• PROVIDED MATERIAL
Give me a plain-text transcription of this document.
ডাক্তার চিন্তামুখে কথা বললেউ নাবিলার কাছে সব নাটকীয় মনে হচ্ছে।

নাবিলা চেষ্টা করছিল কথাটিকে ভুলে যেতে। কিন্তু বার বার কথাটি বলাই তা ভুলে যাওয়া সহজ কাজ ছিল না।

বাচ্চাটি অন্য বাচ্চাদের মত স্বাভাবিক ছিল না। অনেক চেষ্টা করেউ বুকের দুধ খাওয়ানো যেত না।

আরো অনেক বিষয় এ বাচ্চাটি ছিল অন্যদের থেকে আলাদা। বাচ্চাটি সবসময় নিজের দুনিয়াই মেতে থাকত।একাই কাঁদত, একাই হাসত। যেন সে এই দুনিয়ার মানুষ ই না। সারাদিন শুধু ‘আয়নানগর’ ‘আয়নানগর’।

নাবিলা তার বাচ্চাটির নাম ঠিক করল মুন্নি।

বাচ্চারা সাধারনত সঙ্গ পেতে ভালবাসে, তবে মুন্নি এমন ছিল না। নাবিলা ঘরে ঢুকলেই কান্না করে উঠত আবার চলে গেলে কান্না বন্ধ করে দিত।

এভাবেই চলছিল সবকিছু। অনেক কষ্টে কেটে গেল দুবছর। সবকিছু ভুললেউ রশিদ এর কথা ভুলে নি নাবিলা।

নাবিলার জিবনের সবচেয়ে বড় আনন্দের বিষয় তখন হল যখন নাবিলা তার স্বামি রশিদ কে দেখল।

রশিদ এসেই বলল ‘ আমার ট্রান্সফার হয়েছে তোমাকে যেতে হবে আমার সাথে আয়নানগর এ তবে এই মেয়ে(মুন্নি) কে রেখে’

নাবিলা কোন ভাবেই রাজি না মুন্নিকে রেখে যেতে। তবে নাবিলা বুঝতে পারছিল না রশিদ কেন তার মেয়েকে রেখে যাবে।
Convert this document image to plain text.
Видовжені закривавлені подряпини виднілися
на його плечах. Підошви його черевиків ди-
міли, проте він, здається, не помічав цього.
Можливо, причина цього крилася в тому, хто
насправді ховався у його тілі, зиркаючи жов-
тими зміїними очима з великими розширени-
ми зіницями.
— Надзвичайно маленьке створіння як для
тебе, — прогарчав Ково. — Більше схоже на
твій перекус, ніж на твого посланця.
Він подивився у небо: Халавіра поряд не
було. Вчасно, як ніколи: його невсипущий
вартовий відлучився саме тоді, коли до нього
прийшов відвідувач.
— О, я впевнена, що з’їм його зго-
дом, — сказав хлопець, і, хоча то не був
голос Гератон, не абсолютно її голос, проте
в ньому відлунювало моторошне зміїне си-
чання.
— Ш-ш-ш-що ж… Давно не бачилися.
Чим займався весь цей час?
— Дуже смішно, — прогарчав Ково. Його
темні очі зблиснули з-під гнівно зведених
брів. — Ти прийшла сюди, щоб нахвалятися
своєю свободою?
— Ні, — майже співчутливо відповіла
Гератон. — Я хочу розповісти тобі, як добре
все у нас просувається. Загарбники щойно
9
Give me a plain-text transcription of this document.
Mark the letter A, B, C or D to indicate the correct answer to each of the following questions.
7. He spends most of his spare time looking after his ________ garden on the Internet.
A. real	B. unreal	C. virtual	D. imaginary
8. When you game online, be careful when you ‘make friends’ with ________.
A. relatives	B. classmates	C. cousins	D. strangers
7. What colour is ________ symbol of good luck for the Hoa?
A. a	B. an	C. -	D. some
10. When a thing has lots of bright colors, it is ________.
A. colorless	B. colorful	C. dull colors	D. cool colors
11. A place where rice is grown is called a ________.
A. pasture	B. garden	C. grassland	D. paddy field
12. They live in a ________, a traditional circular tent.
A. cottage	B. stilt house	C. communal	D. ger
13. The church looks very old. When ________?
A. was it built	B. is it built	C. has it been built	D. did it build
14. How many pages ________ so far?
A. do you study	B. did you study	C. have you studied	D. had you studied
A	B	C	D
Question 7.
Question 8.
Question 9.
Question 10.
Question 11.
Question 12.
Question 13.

• EXERCISE
Locate each line with the word "garden" and copy it.

• SOLUTION FOR THIS TASK
7. He spends most of his spare time looking after his ________ garden on the Internet.
A. pasture	B. garden	C. grassland	D. paddy field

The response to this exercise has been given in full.